[start Data rows]

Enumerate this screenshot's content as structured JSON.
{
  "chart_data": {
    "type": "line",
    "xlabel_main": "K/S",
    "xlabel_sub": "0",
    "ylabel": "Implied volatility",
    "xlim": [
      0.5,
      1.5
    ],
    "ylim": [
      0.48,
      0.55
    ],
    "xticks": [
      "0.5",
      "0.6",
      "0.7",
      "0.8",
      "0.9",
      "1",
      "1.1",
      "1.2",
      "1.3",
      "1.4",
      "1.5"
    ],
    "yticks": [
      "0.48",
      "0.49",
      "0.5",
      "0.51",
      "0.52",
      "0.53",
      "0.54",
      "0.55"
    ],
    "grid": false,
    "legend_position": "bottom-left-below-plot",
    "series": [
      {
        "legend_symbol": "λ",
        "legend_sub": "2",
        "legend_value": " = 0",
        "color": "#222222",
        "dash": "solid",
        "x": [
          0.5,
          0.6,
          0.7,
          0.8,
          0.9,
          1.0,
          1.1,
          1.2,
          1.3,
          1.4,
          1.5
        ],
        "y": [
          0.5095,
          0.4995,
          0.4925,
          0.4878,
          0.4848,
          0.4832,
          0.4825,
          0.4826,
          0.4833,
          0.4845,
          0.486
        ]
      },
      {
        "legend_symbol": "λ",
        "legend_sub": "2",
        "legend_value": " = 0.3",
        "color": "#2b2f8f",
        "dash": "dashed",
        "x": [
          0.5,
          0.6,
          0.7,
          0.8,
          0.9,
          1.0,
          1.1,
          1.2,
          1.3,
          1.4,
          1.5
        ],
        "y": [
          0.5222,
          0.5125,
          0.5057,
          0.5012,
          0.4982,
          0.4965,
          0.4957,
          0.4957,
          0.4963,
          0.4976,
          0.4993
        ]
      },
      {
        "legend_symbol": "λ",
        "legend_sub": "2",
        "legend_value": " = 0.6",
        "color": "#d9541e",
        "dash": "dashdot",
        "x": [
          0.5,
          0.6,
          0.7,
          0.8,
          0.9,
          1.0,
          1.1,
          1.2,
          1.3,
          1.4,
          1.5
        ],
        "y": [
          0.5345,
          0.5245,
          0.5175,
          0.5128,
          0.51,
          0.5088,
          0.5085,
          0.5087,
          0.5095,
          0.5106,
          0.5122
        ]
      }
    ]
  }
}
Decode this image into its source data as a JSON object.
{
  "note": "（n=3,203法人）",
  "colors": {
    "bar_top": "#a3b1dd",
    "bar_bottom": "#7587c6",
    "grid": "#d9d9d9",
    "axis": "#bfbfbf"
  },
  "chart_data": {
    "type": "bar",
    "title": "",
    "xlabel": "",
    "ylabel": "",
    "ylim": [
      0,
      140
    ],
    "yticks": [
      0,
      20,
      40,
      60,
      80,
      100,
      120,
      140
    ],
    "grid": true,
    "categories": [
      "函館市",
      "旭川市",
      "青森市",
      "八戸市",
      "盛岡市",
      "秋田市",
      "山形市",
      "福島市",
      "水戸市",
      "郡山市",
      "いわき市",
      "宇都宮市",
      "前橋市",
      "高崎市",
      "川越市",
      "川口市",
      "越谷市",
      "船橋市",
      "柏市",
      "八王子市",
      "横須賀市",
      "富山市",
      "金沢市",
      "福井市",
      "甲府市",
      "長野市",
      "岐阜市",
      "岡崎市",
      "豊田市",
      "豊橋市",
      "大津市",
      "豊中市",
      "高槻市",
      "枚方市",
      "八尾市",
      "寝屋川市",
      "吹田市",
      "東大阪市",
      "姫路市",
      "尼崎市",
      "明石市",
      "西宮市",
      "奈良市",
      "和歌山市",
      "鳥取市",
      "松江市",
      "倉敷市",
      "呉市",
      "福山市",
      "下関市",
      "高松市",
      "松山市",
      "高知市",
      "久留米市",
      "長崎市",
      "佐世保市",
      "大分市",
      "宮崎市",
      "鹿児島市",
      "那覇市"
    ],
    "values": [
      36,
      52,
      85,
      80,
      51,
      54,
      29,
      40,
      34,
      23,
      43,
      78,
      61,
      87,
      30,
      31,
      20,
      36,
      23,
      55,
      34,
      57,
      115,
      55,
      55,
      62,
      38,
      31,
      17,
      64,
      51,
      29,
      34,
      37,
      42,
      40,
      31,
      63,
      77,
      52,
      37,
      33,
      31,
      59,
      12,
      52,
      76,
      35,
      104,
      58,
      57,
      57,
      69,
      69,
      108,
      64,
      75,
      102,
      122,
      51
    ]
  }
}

[end Data rows]

— What the exercise asks —
Write out the material exactly as given.

— Expected answer —
Enumerate this screenshot's content as structured JSON.
{
  "chart_data": {
    "type": "line",
    "xlabel_main": "K/S",
    "xlabel_sub": "0",
    "ylabel": "Implied volatility",
    "xlim": [
      0.5,
      1.5
    ],
    "ylim": [
      0.48,
      0.55
    ],
    "xticks": [
      "0.5",
      "0.6",
      "0.7",
      "0.8",
      "0.9",
      "1",
      "1.1",
      "1.2",
      "1.3",
      "1.4",
      "1.5"
    ],
    "yticks": [
      "0.48",
      "0.49",
      "0.5",
      "0.51",
      "0.52",
      "0.53",
      "0.54",
      "0.55"
    ],
    "grid": false,
    "legend_position": "bottom-left-below-plot",
    "series": [
      {
        "legend_symbol": "λ",
        "legend_sub": "2",
        "legend_value": " = 0",
        "color": "#222222",
        "dash": "solid",
        "x": [
          0.5,
          0.6,
          0.7,
          0.8,
          0.9,
          1.0,
          1.1,
          1.2,
          1.3,
          1.4,
          1.5
        ],
        "y": [
          0.5095,
          0.4995,
          0.4925,
          0.4878,
          0.4848,
          0.4832,
          0.4825,
          0.4826,
          0.4833,
          0.4845,
          0.486
        ]
      },
      {
        "legend_symbol": "λ",
        "legend_sub": "2",
        "legend_value": " = 0.3",
        "color": "#2b2f8f",
        "dash": "dashed",
        "x": [
          0.5,
          0.6,
          0.7,
          0.8,
          0.9,
          1.0,
          1.1,
          1.2,
          1.3,
          1.4,
          1.5
        ],
        "y": [
          0.5222,
          0.5125,
          0.5057,
          0.5012,
          0.4982,
          0.4965,
          0.4957,
          0.4957,
          0.4963,
          0.4976,
          0.4993
        ]
      },
      {
        "legend_symbol": "λ",
        "legend_sub": "2",
        "legend_value": " = 0.6",
        "color": "#d9541e",
        "dash": "dashdot",
        "x": [
          0.5,
          0.6,
          0.7,
          0.8,
          0.9,
          1.0,
          1.1,
          1.2,
          1.3,
          1.4,
          1.5
        ],
        "y": [
          0.5345,
          0.5245,
          0.5175,
          0.5128,
          0.51,
          0.5088,
          0.5085,
          0.5087,
          0.5095,
          0.5106,
          0.5122
        ]
      }
    ]
  }
}
Decode this image into its source data as a JSON object.
{
  "note": "（n=3,203法人）",
  "colors": {
    "bar_top": "#a3b1dd",
    "bar_bottom": "#7587c6",
    "grid": "#d9d9d9",
    "axis": "#bfbfbf"
  },
  "chart_data": {
    "type": "bar",
    "title": "",
    "xlabel": "",
    "ylabel": "",
    "ylim": [
      0,
      140
    ],
    "yticks": [
      0,
      20,
      40,
      60,
      80,
      100,
      120,
      140
    ],
    "grid": true,
    "categories": [
      "函館市",
      "旭川市",
      "青森市",
      "八戸市",
      "盛岡市",
      "秋田市",
      "山形市",
      "福島市",
      "水戸市",
      "郡山市",
      "いわき市",
      "宇都宮市",
      "前橋市",
      "高崎市",
      "川越市",
      "川口市",
      "越谷市",
      "船橋市",
      "柏市",
      "八王子市",
      "横須賀市",
      "富山市",
      "金沢市",
      "福井市",
      "甲府市",
      "長野市",
      "岐阜市",
      "岡崎市",
      "豊田市",
      "豊橋市",
      "大津市",
      "豊中市",
      "高槻市",
      "枚方市",
      "八尾市",
      "寝屋川市",
      "吹田市",
      "東大阪市",
      "姫路市",
      "尼崎市",
      "明石市",
      "西宮市",
      "奈良市",
      "和歌山市",
      "鳥取市",
      "松江市",
      "倉敷市",
      "呉市",
      "福山市",
      "下関市",
      "高松市",
      "松山市",
      "高知市",
      "久留米市",
      "長崎市",
      "佐世保市",
      "大分市",
      "宮崎市",
      "鹿児島市",
      "那覇市"
    ],
    "values": [
      36,
      52,
      85,
      80,
      51,
      54,
      29,
      40,
      34,
      23,
      43,
      78,
      61,
      87,
      30,
      31,
      20,
      36,
      23,
      55,
      34,
      57,
      115,
      55,
      55,
      62,
      38,
      31,
      17,
      64,
      51,
      29,
      34,
      37,
      42,
      40,
      31,
      63,
      77,
      52,
      37,
      33,
      31,
      59,
      12,
      52,
      76,
      35,
      104,
      58,
      57,
      57,
      69,
      69,
      108,
      64,
      75,
      102,
      122,
      51
    ]
  }
}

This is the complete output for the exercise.